> [Problem statement] In the listing below, find every line containing "Galway" and copy it out.

> [Collected data]
+++

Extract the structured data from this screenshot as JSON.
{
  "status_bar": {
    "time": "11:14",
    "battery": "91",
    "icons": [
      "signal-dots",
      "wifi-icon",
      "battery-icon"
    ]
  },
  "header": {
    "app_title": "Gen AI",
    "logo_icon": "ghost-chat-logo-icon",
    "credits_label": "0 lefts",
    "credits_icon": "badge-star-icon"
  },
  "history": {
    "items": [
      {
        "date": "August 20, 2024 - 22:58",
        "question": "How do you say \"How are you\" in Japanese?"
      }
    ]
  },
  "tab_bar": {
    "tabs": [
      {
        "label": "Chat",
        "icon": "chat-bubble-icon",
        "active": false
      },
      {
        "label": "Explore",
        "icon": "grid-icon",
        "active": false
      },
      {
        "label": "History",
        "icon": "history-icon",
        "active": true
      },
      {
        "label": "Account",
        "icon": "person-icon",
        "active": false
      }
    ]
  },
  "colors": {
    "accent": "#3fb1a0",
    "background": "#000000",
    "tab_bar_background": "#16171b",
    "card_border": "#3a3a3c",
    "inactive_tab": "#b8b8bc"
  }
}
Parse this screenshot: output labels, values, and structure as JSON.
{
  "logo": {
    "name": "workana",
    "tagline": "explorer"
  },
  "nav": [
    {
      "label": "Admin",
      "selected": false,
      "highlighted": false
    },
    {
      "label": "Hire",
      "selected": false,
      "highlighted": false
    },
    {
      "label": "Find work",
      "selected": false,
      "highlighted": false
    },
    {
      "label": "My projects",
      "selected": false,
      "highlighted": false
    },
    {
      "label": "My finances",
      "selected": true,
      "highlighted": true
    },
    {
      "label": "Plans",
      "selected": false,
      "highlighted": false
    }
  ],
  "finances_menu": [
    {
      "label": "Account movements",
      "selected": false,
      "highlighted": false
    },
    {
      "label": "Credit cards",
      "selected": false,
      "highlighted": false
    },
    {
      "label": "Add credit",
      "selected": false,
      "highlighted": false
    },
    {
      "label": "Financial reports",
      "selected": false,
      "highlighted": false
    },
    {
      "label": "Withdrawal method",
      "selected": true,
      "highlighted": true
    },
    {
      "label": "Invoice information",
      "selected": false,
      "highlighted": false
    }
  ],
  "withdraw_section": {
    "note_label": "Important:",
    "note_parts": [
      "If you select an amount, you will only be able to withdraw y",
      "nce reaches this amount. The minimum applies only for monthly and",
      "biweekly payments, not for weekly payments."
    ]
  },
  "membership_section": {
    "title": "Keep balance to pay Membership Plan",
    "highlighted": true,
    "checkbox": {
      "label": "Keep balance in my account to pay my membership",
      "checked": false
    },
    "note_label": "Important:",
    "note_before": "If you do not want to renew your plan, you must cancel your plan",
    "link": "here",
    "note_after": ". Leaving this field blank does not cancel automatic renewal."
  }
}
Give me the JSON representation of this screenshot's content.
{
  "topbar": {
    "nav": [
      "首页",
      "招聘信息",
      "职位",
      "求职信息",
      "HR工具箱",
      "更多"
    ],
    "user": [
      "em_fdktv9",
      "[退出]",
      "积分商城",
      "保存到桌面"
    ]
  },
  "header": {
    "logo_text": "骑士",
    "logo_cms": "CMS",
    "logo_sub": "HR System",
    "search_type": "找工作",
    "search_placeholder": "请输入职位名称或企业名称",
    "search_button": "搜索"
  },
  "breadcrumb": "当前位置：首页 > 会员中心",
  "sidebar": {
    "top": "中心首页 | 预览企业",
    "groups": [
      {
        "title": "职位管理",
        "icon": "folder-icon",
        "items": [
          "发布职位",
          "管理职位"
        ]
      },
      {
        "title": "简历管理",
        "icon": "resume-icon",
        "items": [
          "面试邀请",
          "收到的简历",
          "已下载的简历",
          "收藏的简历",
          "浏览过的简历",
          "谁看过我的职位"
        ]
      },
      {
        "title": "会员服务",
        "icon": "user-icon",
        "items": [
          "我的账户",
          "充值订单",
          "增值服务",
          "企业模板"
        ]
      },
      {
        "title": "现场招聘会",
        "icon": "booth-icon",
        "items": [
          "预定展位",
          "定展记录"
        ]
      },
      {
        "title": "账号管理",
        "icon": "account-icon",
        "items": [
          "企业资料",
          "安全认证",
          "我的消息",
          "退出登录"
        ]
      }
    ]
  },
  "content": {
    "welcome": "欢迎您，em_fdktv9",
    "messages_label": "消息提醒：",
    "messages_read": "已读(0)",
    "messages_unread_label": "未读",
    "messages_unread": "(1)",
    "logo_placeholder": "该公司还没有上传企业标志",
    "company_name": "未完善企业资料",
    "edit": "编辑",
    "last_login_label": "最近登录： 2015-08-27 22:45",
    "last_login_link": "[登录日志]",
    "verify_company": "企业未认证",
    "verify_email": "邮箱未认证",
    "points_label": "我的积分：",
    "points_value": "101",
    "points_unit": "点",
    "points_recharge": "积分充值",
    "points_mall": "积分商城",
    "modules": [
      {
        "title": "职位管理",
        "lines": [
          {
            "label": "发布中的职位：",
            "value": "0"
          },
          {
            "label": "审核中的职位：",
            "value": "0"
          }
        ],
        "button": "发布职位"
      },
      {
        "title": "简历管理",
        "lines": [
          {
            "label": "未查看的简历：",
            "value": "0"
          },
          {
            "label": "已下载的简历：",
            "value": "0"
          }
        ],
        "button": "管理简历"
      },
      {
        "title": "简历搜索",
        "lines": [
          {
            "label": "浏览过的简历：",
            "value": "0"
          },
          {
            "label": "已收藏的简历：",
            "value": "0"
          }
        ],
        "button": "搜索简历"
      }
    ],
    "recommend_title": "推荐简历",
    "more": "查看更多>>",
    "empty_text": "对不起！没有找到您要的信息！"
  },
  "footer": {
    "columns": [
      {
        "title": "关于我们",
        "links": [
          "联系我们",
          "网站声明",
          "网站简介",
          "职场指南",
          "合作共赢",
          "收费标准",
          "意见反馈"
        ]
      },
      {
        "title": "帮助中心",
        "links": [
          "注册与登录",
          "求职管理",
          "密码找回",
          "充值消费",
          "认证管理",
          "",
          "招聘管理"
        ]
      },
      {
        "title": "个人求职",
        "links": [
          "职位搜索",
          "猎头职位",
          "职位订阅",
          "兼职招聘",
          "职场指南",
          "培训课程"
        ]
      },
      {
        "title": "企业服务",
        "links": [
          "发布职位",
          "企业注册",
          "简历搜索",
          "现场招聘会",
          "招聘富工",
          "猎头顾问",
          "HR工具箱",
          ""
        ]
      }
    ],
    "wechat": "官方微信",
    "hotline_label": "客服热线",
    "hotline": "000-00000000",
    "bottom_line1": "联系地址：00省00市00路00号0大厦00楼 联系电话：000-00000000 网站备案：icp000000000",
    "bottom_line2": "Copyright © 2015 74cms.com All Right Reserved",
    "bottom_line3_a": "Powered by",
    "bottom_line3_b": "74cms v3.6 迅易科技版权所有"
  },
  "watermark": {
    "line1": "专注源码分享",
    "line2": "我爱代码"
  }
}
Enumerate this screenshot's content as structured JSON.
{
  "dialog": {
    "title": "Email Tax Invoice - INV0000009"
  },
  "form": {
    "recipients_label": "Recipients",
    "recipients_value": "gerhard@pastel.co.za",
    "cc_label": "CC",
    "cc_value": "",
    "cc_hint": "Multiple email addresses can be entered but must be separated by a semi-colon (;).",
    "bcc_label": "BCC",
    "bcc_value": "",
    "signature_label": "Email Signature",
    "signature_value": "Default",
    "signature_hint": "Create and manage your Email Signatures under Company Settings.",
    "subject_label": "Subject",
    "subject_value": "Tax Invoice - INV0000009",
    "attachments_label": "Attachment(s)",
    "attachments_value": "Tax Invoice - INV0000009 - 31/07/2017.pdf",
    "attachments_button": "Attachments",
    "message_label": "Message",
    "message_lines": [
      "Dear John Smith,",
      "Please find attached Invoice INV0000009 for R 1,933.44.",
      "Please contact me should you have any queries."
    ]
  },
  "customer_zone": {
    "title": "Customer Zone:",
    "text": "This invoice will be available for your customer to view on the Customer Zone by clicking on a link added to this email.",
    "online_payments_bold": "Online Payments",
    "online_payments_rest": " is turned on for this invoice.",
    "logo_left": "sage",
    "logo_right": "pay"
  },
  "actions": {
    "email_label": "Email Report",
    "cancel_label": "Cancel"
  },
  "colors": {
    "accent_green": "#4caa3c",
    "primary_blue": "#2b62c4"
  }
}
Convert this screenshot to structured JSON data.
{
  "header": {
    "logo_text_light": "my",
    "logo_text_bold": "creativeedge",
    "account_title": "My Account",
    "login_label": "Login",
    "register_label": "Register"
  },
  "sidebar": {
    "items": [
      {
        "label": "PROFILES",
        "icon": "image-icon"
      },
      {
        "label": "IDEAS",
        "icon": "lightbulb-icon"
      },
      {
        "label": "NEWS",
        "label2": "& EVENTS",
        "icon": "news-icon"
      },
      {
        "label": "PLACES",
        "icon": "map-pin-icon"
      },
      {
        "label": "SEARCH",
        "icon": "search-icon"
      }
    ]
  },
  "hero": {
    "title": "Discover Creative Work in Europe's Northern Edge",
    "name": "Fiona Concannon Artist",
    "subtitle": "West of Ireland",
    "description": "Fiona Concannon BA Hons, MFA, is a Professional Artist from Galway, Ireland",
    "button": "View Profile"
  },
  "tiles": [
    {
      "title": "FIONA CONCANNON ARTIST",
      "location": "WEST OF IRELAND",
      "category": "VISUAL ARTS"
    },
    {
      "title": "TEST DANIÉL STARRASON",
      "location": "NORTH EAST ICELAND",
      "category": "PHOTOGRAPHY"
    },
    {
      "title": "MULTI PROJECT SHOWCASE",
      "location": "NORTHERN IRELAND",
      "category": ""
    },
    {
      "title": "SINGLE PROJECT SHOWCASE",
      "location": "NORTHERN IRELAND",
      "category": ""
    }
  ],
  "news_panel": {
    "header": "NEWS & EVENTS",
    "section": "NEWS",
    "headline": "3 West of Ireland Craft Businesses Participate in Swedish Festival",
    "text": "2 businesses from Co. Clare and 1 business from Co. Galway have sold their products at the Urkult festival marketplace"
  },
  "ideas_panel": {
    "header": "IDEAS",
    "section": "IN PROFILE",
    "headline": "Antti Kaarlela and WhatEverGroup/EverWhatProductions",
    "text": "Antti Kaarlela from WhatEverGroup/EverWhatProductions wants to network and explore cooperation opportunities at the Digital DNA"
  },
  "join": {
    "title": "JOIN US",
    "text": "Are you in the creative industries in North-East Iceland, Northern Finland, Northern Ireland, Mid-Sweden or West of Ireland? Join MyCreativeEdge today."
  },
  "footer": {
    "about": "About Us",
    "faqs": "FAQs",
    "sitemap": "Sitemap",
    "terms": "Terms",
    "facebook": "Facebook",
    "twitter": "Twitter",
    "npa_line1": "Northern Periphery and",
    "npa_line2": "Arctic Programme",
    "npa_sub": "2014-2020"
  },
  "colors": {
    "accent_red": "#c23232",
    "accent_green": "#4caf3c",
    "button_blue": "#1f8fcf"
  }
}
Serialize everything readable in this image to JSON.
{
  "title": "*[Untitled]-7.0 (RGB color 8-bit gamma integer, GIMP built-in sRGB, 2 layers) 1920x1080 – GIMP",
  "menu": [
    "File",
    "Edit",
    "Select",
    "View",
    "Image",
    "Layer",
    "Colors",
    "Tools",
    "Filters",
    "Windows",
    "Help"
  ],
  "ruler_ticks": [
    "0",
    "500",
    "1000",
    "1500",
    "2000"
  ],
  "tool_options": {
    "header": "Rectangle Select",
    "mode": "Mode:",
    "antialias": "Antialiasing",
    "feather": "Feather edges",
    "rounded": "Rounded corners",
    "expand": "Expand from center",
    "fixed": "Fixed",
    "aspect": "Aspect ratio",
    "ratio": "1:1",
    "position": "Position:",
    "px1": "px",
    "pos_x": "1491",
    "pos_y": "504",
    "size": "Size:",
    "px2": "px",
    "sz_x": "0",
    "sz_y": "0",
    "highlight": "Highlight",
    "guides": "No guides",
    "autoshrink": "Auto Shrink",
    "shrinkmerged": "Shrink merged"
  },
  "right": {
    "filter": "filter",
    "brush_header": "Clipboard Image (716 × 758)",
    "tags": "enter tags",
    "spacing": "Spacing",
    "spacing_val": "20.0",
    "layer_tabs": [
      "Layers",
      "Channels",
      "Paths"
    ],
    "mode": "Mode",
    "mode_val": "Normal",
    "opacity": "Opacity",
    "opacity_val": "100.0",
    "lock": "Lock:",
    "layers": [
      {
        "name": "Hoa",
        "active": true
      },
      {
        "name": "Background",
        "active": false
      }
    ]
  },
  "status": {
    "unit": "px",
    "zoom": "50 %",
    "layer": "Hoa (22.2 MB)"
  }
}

+++

> [Result for this task]
    "description": "Fiona Concannon BA Hons, MFA, is a Professional Artist from Galway, Ireland",
    "text": "2 businesses from Co. Clare and 1 business from Co. Galway have sold their products at the Urkult festival marketplace"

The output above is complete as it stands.